Look through the material and copy each line holding "screenshot".
● ● ● ●
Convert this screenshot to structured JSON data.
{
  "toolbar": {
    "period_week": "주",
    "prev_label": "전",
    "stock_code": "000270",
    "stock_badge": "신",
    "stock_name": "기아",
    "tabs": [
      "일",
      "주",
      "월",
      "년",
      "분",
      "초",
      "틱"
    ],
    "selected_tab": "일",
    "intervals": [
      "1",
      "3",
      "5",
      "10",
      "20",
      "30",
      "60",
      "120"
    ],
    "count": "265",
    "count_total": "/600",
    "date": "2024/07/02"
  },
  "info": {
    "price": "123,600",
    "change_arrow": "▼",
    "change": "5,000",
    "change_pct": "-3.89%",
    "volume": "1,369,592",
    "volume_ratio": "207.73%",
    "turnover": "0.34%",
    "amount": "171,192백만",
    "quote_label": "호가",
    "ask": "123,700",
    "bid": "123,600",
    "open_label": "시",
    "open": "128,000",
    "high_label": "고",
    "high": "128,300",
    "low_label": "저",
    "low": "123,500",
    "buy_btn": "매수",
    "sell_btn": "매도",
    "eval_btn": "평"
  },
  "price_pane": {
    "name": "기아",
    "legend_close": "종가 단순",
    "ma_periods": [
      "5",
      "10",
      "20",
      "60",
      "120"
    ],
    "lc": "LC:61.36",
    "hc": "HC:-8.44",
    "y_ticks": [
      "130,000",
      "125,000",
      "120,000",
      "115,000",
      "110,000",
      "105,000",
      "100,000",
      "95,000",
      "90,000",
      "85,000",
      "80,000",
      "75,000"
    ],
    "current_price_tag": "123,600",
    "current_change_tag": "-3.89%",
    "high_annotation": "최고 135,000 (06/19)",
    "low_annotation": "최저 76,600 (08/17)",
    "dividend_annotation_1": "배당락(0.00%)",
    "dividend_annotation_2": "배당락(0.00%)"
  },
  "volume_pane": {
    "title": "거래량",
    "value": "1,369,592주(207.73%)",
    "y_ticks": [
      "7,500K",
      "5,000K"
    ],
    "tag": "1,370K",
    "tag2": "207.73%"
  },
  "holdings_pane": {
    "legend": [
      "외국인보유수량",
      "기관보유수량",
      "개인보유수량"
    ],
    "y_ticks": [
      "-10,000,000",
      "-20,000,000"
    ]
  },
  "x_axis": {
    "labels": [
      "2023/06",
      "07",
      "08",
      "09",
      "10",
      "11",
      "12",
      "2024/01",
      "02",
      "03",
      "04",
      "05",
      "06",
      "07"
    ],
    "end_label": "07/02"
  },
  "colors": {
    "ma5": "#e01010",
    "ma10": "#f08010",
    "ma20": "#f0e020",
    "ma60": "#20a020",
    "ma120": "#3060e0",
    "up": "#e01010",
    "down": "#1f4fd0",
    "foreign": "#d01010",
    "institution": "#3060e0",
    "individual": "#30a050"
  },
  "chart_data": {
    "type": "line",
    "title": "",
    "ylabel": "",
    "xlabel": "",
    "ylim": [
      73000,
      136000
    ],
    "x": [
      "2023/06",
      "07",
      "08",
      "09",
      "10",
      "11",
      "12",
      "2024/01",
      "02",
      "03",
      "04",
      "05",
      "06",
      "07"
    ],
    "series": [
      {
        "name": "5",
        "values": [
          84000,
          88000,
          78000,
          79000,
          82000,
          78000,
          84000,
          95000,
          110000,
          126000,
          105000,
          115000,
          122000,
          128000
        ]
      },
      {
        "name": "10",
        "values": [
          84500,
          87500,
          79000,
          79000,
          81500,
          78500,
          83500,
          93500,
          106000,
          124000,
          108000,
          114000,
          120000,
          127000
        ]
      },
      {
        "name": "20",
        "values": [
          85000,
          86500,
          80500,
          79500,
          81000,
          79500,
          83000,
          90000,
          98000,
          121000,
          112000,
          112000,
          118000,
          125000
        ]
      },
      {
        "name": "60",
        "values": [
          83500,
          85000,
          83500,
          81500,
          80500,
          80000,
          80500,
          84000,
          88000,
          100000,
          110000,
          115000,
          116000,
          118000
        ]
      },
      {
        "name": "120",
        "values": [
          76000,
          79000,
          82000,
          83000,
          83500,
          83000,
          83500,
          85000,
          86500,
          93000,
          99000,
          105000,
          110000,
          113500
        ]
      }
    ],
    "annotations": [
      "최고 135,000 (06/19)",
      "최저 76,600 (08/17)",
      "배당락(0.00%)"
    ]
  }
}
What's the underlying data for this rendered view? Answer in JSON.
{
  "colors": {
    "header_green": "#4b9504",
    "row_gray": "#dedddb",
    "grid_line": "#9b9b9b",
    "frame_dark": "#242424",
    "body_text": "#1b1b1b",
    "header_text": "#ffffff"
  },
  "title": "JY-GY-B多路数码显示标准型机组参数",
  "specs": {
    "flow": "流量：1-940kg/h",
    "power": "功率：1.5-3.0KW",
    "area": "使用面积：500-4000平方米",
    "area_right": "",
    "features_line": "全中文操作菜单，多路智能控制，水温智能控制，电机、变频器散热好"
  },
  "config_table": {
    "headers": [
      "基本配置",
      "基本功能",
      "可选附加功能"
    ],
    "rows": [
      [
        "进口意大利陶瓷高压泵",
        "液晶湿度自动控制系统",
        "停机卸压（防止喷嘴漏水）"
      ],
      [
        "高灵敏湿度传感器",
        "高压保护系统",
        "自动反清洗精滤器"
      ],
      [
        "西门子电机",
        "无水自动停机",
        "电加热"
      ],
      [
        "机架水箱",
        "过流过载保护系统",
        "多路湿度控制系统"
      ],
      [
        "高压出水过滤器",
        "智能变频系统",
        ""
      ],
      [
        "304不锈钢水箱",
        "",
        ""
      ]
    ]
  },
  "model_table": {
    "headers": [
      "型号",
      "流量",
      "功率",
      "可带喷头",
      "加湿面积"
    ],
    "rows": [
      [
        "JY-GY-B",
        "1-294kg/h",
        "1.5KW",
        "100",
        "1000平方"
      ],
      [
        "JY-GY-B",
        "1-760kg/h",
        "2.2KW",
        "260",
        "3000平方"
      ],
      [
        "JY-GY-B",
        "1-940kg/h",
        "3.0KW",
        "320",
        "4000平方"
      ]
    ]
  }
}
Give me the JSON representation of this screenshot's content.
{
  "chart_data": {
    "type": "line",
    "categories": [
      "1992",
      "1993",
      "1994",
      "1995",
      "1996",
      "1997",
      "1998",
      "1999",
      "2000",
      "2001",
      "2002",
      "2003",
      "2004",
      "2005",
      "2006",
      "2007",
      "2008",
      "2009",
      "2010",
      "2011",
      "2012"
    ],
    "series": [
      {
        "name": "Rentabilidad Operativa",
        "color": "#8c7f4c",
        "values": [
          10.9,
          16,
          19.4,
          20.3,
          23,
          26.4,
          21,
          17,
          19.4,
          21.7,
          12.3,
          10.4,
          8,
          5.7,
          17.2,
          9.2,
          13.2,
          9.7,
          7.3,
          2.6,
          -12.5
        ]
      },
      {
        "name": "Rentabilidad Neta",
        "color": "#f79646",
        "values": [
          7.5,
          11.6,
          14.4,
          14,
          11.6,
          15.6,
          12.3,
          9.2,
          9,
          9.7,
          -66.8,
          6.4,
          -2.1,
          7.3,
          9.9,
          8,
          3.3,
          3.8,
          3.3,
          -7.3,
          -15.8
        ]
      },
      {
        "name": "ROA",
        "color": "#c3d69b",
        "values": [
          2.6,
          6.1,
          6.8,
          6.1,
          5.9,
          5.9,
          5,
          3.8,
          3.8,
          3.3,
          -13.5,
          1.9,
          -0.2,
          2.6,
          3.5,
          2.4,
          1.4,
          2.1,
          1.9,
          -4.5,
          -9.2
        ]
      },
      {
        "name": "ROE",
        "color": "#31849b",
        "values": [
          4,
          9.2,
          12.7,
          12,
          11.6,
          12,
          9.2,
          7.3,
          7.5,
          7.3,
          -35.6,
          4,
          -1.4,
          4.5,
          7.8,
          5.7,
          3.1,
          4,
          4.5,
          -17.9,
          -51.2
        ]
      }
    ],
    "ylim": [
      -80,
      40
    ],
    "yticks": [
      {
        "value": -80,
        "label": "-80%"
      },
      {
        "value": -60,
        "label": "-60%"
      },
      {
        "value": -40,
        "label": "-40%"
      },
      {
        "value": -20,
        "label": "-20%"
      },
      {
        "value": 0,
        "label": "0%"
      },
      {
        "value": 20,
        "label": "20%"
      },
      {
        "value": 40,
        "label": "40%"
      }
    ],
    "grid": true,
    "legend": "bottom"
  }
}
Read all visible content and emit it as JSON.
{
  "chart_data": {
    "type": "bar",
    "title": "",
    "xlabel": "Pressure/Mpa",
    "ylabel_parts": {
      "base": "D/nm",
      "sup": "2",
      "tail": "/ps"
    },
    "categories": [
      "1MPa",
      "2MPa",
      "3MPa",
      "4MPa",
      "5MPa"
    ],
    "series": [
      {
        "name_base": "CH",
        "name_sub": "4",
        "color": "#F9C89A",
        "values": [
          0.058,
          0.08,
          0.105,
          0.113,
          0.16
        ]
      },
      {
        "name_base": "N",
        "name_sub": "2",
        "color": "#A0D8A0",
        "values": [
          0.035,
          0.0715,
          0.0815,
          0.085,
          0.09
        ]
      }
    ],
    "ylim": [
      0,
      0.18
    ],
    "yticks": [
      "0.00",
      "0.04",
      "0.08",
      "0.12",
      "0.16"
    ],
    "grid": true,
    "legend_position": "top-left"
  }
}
● ● ● ●
**TASK RESULT:**
Convert this screenshot to structured JSON data.
Give me the JSON representation of this screenshot's content.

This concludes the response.